[Your objective] Say how many lines include the word "ichiga". Reply with nothing but the number.

_ _ _ _

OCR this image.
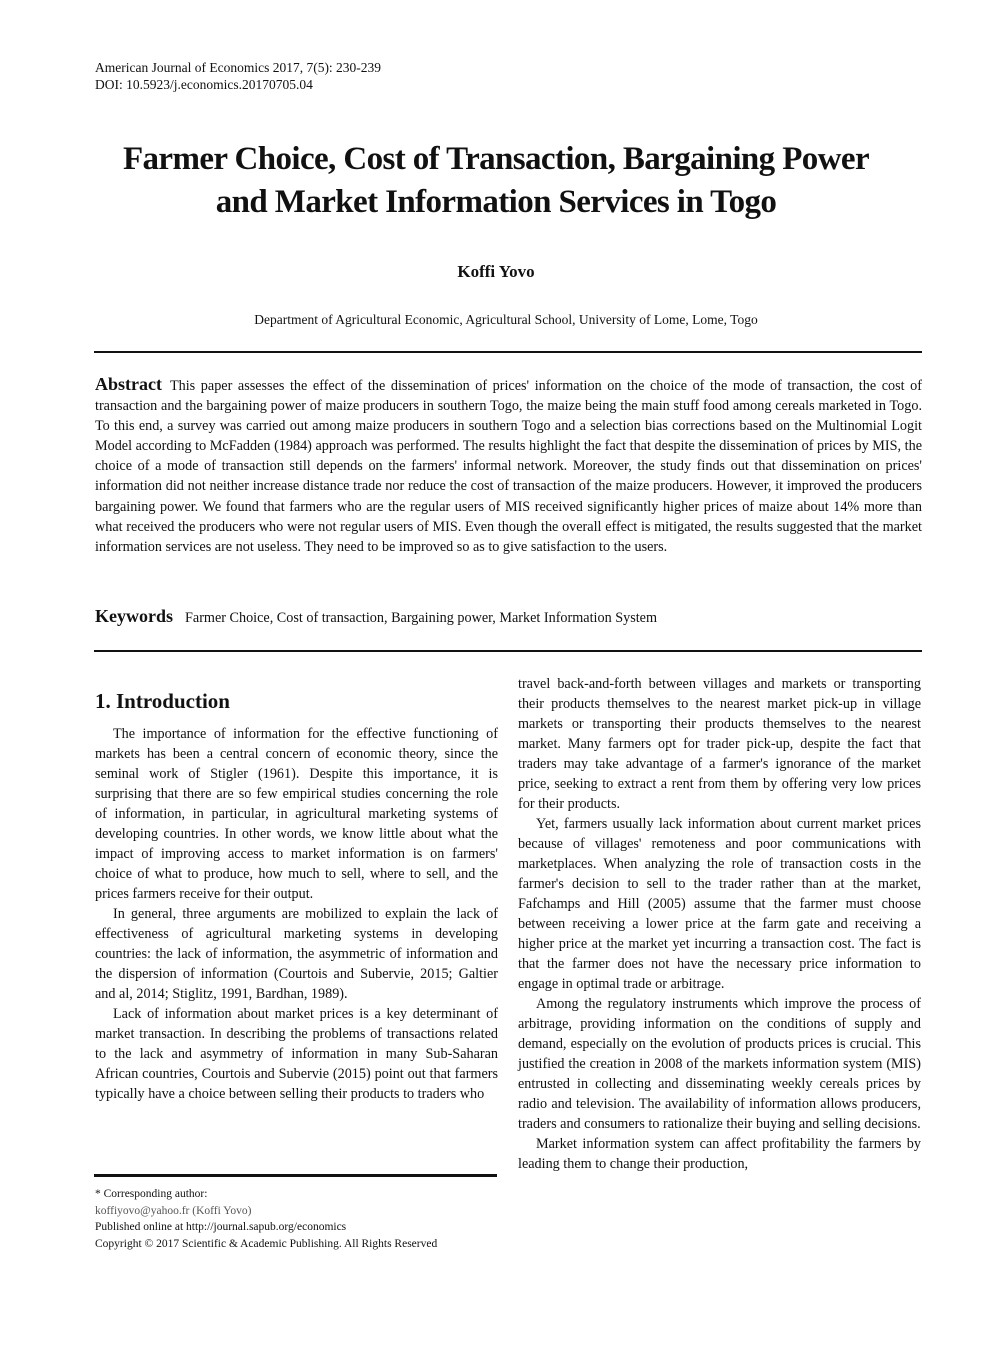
American Journal of Economics 2017, 7(5): 230-239
DOI: 10.5923/j.economics.20170705.04
Farmer Choice, Cost of Transaction, Bargaining Power
and Market Information Services in Togo
Koffi Yovo
Department of Agricultural Economic, Agricultural School, University of Lome, Lome, Togo
Abstract This paper assesses the effect of the dissemination of prices' information on the choice of the mode of transaction, the cost of transaction and the bargaining power of maize producers in southern Togo, the maize being the main stuff food among cereals marketed in Togo. To this end, a survey was carried out among maize producers in southern Togo and a selection bias corrections based on the Multinomial Logit Model according to McFadden (1984) approach was performed. The results highlight the fact that despite the dissemination of prices by MIS, the choice of a mode of transaction still depends on the farmers' informal network. Moreover, the study finds out that dissemination on prices' information did not neither increase distance trade nor reduce the cost of transaction of the maize producers. However, it improved the producers bargaining power. We found that farmers who are the regular users of MIS received significantly higher prices of maize about 14% more than what received the producers who were not regular users of MIS. Even though the overall effect is mitigated, the results suggested that the market information services are not useless. They need to be improved so as to give satisfaction to the users.
Keywords Farmer Choice, Cost of transaction, Bargaining power, Market Information System
1. Introduction

The importance of information for the effective functioning of markets has been a central concern of economic theory, since the seminal work of Stigler (1961). Despite this importance, it is surprising that there are so few empirical studies concerning the role of information, in particular, in agricultural marketing systems of developing countries. In other words, we know little about what the impact of improving access to market information is on farmers' choice of what to produce, how much to sell, where to sell, and the prices farmers receive for their output.

In general, three arguments are mobilized to explain the lack of effectiveness of agricultural marketing systems in developing countries: the lack of information, the asymmetric of information and the dispersion of information (Courtois and Subervie, 2015; Galtier and al, 2014; Stiglitz, 1991, Bardhan, 1989).

Lack of information about market prices is a key determinant of market transaction. In describing the problems of transactions related to the lack and asymmetry of information in many Sub-Saharan African countries, Courtois and Subervie (2015) point out that farmers typically have a choice between selling their products to traders who

travel back-and-forth between villages and markets or transporting their products themselves to the nearest market pick-up in village markets or transporting their products themselves to the nearest market. Many farmers opt for trader pick-up, despite the fact that traders may take advantage of a farmer's ignorance of the market price, seeking to extract a rent from them by offering very low prices for their products.

Yet, farmers usually lack information about current market prices because of villages' remoteness and poor communications with marketplaces. When analyzing the role of transaction costs in the farmer's decision to sell to the trader rather than at the market, Fafchamps and Hill (2005) assume that the farmer must choose between receiving a lower price at the farm gate and receiving a higher price at the market yet incurring a transaction cost. The fact is that the farmer does not have the necessary price information to engage in optimal trade or arbitrage.

Among the regulatory instruments which improve the process of arbitrage, providing information on the conditions of supply and demand, especially on the evolution of products prices is crucial. This justified the creation in 2008 of the markets information system (MIS) entrusted in collecting and disseminating weekly cereals prices by radio and television. The availability of information allows producers, traders and consumers to rationalize their buying and selling decisions.

Market information system can affect profitability the farmers by leading them to change their production,

* Corresponding author:
koffiyovo@yahoo.fr (Koffi Yovo)
Published online at http://journal.sapub.org/economics
Copyright © 2017 Scientific & Academic Publishing. All Rights Reserved
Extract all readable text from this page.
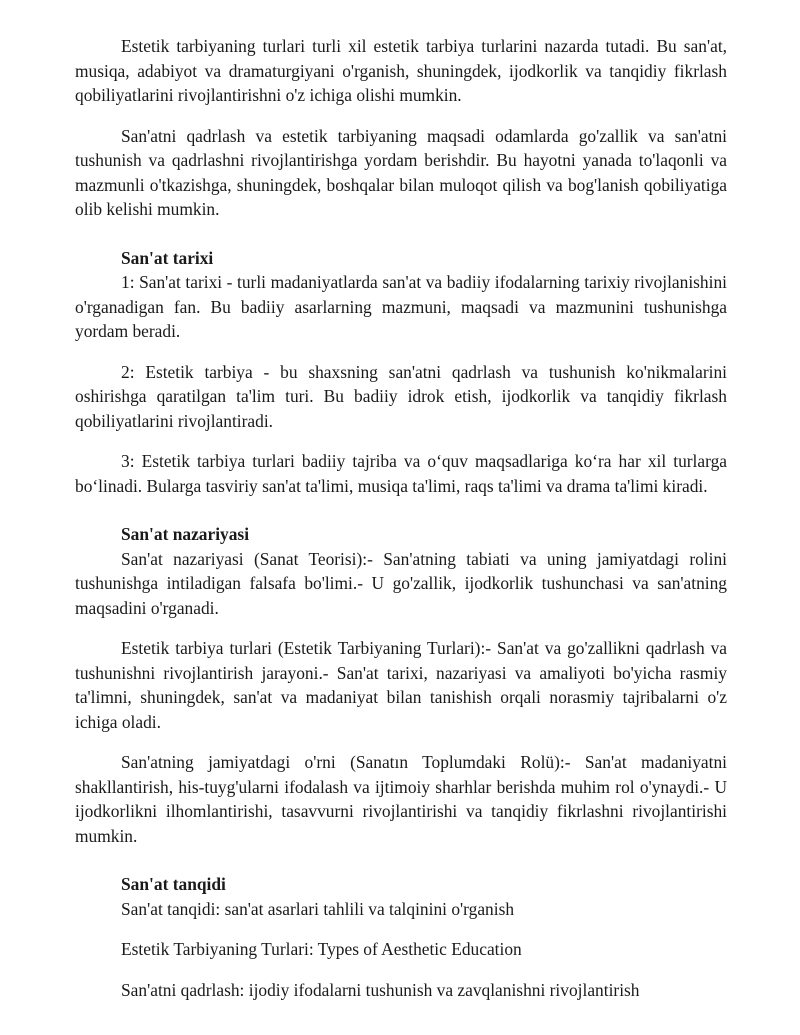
Estetik tarbiyaning turlari turli xil estetik tarbiya turlarini nazarda tutadi. Bu san'at, musiqa, adabiyot va dramaturgiyani o'rganish, shuningdek, ijodkorlik va tanqidiy fikrlash qobiliyatlarini rivojlantirishni o'z ichiga olishi mumkin.

San'atni qadrlash va estetik tarbiyaning maqsadi odamlarda go'zallik va san'atni tushunish va qadrlashni rivojlantirishga yordam berishdir. Bu hayotni yanada to'laqonli va mazmunli o'tkazishga, shuningdek, boshqalar bilan muloqot qilish va bog'lanish qobiliyatiga olib kelishi mumkin.

San'at tarixi

1: San'at tarixi - turli madaniyatlarda san'at va badiiy ifodalarning tarixiy rivojlanishini o'rganadigan fan. Bu badiiy asarlarning mazmuni, maqsadi va mazmunini tushunishga yordam beradi.

2: Estetik tarbiya - bu shaxsning san'atni qadrlash va tushunish ko'nikmalarini oshirishga qaratilgan ta'lim turi. Bu badiiy idrok etish, ijodkorlik va tanqidiy fikrlash qobiliyatlarini rivojlantiradi.

3: Estetik tarbiya turlari badiiy tajriba va o‘quv maqsadlariga ko‘ra har xil turlarga bo‘linadi. Bularga tasviriy san'at ta'limi, musiqa ta'limi, raqs ta'limi va drama ta'limi kiradi.

San'at nazariyasi

San'at nazariyasi (Sanat Teorisi):- San'atning tabiati va uning jamiyatdagi rolini tushunishga intiladigan falsafa bo'limi.- U go'zallik, ijodkorlik tushunchasi va san'atning maqsadini o'rganadi.

Estetik tarbiya turlari (Estetik Tarbiyaning Turlari):- San'at va go'zallikni qadrlash va tushunishni rivojlantirish jarayoni.- San'at tarixi, nazariyasi va amaliyoti bo'yicha rasmiy ta'limni, shuningdek, san'at va madaniyat bilan tanishish orqali norasmiy tajribalarni o'z ichiga oladi.

San'atning jamiyatdagi o'rni (Sanatın Toplumdaki Rolü):- San'at madaniyatni shakllantirish, his-tuyg'ularni ifodalash va ijtimoiy sharhlar berishda muhim rol o'ynaydi.- U ijodkorlikni ilhomlantirishi, tasavvurni rivojlantirishi va tanqidiy fikrlashni rivojlantirishi mumkin.

San'at tanqidi

San'at tanqidi: san'at asarlari tahlili va talqinini o'rganish

Estetik Tarbiyaning Turlari: Types of Aesthetic Education

San'atni qadrlash: ijodiy ifodalarni tushunish va zavqlanishni rivojlantirish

_ _ _ _

[Right answer] 2